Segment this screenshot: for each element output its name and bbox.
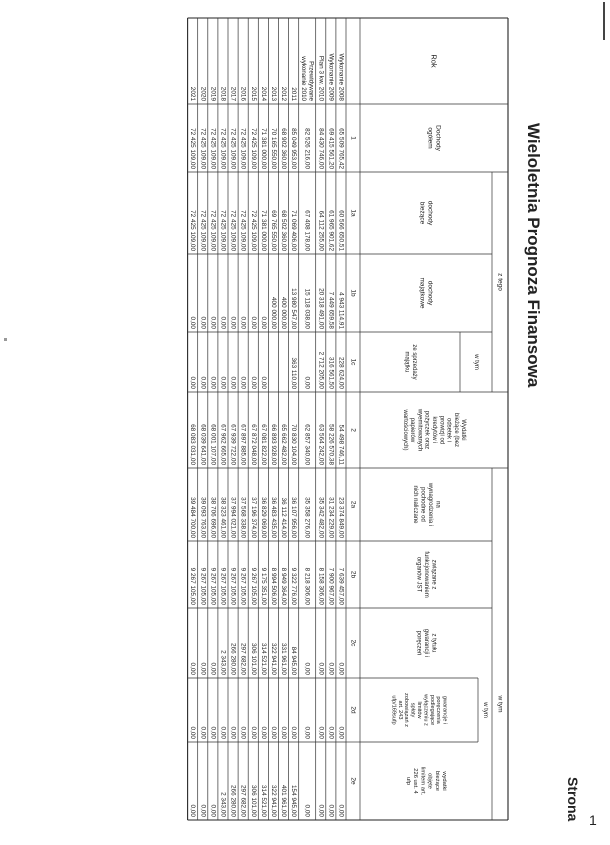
--
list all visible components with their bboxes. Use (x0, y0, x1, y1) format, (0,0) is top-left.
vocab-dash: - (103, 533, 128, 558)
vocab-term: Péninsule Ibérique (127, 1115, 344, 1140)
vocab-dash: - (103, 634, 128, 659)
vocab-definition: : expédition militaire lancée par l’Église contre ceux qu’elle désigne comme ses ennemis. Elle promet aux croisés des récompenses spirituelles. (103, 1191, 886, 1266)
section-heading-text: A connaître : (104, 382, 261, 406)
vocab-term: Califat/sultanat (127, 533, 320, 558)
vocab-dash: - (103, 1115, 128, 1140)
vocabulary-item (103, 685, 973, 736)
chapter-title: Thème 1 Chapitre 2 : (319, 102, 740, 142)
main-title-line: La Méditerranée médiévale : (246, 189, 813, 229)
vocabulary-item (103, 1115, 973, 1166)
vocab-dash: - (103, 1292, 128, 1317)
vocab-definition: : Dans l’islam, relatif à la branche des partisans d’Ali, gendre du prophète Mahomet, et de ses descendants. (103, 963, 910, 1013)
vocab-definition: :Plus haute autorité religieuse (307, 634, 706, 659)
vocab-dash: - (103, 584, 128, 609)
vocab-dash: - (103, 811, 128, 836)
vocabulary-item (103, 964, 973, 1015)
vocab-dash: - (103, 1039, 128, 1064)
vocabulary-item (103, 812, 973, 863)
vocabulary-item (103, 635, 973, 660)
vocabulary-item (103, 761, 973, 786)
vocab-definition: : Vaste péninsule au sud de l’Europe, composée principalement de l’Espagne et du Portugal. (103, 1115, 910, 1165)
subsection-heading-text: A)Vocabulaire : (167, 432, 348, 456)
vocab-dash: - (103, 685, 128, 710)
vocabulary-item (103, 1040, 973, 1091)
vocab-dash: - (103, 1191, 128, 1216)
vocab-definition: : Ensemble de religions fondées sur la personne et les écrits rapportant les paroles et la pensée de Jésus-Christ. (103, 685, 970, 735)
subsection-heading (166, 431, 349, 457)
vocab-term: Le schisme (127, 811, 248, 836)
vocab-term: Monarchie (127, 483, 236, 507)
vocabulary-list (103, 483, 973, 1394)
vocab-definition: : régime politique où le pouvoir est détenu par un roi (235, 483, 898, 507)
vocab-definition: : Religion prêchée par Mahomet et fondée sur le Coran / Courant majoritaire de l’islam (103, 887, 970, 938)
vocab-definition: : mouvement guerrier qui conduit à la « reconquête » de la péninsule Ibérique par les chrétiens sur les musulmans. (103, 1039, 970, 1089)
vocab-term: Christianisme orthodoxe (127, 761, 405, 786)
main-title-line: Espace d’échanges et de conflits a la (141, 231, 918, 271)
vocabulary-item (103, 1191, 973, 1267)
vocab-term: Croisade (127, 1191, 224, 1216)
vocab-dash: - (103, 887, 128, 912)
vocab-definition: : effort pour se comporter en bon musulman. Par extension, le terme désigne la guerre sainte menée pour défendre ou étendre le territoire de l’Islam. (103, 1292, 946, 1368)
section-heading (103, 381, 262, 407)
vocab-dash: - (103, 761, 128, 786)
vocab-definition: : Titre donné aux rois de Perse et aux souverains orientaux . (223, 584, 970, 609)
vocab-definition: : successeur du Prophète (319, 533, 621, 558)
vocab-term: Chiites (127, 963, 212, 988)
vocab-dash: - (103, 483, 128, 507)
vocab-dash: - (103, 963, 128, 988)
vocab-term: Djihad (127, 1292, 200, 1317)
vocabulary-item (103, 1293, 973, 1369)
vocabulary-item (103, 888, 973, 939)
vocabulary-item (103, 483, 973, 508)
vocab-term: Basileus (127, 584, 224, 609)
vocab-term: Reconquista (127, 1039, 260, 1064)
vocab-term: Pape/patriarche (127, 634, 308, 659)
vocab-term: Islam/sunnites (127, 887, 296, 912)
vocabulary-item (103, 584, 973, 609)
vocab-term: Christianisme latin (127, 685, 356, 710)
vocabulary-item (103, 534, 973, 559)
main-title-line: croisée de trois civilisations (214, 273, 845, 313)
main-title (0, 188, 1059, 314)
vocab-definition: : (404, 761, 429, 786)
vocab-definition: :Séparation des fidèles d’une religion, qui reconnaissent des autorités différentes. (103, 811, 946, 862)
--
__Requirements__
Write out the lines of the listing from the line that contains "list all visible" through the line that contains "vocab-term: Christianisme orthodoxe", keeping each one exactly the same.

__Result of this exercise__
list all visible components with their bboxes. Use (x0, y0, x1, y1) format, (0,0) is top-left.
vocab-dash: - (103, 533, 128, 558)
vocab-term: Péninsule Ibérique (127, 1115, 344, 1140)
vocab-dash: - (103, 634, 128, 659)
vocab-definition: : expédition militaire lancée par l’Église contre ceux qu’elle désigne comme ses ennemis. Elle promet aux croisés des récompenses spirituelles. (103, 1191, 886, 1266)
section-heading-text: A connaître : (104, 382, 261, 406)
vocab-term: Califat/sultanat (127, 533, 320, 558)
vocab-dash: - (103, 1115, 128, 1140)
vocabulary-item (103, 685, 973, 736)
chapter-title: Thème 1 Chapitre 2 : (319, 102, 740, 142)
main-title-line: La Méditerranée médiévale : (246, 189, 813, 229)
vocabulary-item (103, 1115, 973, 1166)
vocab-dash: - (103, 1292, 128, 1317)
vocab-definition: : Dans l’islam, relatif à la branche des partisans d’Ali, gendre du prophète Mahomet, et de ses descendants. (103, 963, 910, 1013)
vocab-definition: :Plus haute autorité religieuse (307, 634, 706, 659)
vocab-dash: - (103, 584, 128, 609)
vocab-dash: - (103, 811, 128, 836)
vocabulary-item (103, 964, 973, 1015)
vocab-dash: - (103, 1039, 128, 1064)
vocabulary-item (103, 812, 973, 863)
vocabulary-item (103, 635, 973, 660)
vocabulary-item (103, 761, 973, 786)
vocab-definition: : Vaste péninsule au sud de l’Europe, composée principalement de l’Espagne et du Portugal. (103, 1115, 910, 1165)
subsection-heading-text: A)Vocabulaire : (167, 432, 348, 456)
vocab-dash: - (103, 685, 128, 710)
vocabulary-item (103, 1040, 973, 1091)
vocab-dash: - (103, 1191, 128, 1216)
vocab-definition: : Ensemble de religions fondées sur la personne et les écrits rapportant les paroles et la pensée de Jésus-Christ. (103, 685, 970, 735)
subsection-heading (166, 431, 349, 457)
vocab-term: Le schisme (127, 811, 248, 836)
vocab-term: Monarchie (127, 483, 236, 507)
vocabulary-list (103, 483, 973, 1394)
vocab-definition: : régime politique où le pouvoir est détenu par un roi (235, 483, 898, 507)
vocab-definition: : Religion prêchée par Mahomet et fondée sur le Coran / Courant majoritaire de l’islam (103, 887, 970, 938)
vocab-definition: : mouvement guerrier qui conduit à la « reconquête » de la péninsule Ibérique par les chrétiens sur les musulmans. (103, 1039, 970, 1089)
vocab-term: Christianisme orthodoxe (127, 761, 405, 786)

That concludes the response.